- **DIRECTIONS**:
Which lines in the listing below contain the string "відпо"? Copy each of those lines. Case counts.

Coordinate annotation records

• • • • •

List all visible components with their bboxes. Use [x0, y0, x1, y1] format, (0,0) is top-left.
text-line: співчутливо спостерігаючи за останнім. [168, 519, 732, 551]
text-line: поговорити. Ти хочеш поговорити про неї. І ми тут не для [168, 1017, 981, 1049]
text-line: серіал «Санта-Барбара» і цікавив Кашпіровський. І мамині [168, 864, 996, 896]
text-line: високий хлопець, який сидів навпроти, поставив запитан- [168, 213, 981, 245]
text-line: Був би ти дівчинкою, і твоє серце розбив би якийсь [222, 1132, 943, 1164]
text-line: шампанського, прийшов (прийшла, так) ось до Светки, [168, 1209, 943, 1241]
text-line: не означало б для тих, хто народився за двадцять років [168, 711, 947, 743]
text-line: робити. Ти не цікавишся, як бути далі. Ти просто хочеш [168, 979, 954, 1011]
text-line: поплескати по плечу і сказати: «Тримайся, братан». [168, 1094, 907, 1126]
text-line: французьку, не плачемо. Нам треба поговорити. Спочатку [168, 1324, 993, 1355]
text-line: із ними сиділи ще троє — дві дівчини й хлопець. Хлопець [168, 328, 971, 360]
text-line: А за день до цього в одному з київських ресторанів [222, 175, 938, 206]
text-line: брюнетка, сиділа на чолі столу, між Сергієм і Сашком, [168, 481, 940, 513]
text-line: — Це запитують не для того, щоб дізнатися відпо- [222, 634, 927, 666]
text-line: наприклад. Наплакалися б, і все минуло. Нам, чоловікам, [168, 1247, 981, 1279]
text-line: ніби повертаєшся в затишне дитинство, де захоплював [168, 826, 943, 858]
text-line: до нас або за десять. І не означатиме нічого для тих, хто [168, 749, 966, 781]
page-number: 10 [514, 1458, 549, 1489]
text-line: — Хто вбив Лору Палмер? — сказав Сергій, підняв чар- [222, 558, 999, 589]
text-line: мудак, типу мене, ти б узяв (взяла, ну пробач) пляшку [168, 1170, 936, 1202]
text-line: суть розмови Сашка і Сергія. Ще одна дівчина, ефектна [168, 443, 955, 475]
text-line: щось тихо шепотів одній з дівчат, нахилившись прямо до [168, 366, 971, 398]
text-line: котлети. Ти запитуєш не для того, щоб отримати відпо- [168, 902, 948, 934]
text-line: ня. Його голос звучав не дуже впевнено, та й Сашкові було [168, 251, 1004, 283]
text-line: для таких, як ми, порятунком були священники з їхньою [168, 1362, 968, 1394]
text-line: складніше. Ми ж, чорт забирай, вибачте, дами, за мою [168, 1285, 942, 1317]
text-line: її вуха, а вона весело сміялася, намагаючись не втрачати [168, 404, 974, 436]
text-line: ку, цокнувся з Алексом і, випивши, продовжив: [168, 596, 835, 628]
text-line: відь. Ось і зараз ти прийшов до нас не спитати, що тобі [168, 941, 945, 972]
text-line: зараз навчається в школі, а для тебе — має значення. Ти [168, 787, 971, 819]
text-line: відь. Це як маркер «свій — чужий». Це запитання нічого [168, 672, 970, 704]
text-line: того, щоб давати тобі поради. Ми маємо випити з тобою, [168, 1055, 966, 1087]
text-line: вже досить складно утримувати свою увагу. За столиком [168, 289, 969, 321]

• • • • •

- **THE COMPLETED TASK**:
text-line: — Це запитують не для того, щоб дізнатися відпо- [222, 634, 927, 666]
text-line: котлети. Ти запитуєш не для того, щоб отримати відпо- [168, 902, 948, 934]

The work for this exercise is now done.